## Task instructions
Rewrite the items from the start through the line containing "disclaimer-section: Calculations reference", changing "Living Room" to "Lounge" and leaving everything else unchanged.

:: Input for this task ::

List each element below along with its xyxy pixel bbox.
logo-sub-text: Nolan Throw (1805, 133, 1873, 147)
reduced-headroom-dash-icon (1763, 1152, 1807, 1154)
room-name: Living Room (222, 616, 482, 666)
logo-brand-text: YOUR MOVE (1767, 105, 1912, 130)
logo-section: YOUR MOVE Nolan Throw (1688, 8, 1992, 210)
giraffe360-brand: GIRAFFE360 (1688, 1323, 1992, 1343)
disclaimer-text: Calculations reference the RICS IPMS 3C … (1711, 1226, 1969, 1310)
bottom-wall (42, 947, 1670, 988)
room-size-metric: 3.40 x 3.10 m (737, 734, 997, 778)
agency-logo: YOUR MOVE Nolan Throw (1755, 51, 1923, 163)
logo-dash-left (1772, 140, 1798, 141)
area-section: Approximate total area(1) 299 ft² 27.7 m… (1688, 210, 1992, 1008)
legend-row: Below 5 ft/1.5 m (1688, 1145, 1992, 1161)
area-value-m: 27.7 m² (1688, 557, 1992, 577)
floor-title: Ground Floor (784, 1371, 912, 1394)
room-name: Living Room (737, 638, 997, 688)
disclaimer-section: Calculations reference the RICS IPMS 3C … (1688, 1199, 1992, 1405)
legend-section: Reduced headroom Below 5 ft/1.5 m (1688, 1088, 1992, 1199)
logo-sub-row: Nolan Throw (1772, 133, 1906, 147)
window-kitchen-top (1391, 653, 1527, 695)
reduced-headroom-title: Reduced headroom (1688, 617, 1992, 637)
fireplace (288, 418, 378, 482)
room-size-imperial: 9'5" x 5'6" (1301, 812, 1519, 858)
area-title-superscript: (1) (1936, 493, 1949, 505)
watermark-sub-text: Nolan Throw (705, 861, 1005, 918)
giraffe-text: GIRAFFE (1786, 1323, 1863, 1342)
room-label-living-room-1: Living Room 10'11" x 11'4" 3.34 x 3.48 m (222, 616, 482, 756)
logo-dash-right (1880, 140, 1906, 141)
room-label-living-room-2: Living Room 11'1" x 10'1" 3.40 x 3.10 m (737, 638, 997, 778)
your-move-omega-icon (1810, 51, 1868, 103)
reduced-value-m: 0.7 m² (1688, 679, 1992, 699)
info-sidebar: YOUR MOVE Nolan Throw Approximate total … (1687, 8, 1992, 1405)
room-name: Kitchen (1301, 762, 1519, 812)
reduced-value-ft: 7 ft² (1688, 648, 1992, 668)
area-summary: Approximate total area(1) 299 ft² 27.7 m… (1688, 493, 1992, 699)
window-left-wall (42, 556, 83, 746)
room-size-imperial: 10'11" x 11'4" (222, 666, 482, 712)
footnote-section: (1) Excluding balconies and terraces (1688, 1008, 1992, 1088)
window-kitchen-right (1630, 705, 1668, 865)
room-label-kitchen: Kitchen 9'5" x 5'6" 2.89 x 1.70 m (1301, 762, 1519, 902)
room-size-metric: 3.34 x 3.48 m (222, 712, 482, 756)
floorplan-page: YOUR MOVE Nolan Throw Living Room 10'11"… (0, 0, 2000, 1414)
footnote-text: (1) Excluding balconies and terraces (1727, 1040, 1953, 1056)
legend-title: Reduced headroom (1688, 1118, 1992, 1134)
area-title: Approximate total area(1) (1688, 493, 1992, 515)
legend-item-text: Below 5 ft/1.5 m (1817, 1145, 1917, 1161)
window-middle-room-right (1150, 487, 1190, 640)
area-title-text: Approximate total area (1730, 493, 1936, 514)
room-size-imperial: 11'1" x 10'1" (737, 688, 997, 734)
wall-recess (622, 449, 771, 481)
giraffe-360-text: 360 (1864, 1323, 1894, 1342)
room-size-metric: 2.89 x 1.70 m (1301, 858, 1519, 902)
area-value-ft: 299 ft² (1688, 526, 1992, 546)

:::

## Answer to the task
List each element below along with its xyxy pixel bbox.
logo-sub-text: Nolan Throw (1805, 133, 1873, 147)
reduced-headroom-dash-icon (1763, 1152, 1807, 1154)
room-name: Lounge (222, 616, 482, 666)
logo-brand-text: YOUR MOVE (1767, 105, 1912, 130)
logo-section: YOUR MOVE Nolan Throw (1688, 8, 1992, 210)
giraffe360-brand: GIRAFFE360 (1688, 1323, 1992, 1343)
disclaimer-text: Calculations reference the RICS IPMS 3C … (1711, 1226, 1969, 1310)
bottom-wall (42, 947, 1670, 988)
room-size-metric: 3.40 x 3.10 m (737, 734, 997, 778)
agency-logo: YOUR MOVE Nolan Throw (1755, 51, 1923, 163)
logo-dash-left (1772, 140, 1798, 141)
area-section: Approximate total area(1) 299 ft² 27.7 m… (1688, 210, 1992, 1008)
legend-row: Below 5 ft/1.5 m (1688, 1145, 1992, 1161)
area-value-m: 27.7 m² (1688, 557, 1992, 577)
floor-title: Ground Floor (784, 1371, 912, 1394)
room-name: Lounge (737, 638, 997, 688)
disclaimer-section: Calculations reference the RICS IPMS 3C … (1688, 1199, 1992, 1405)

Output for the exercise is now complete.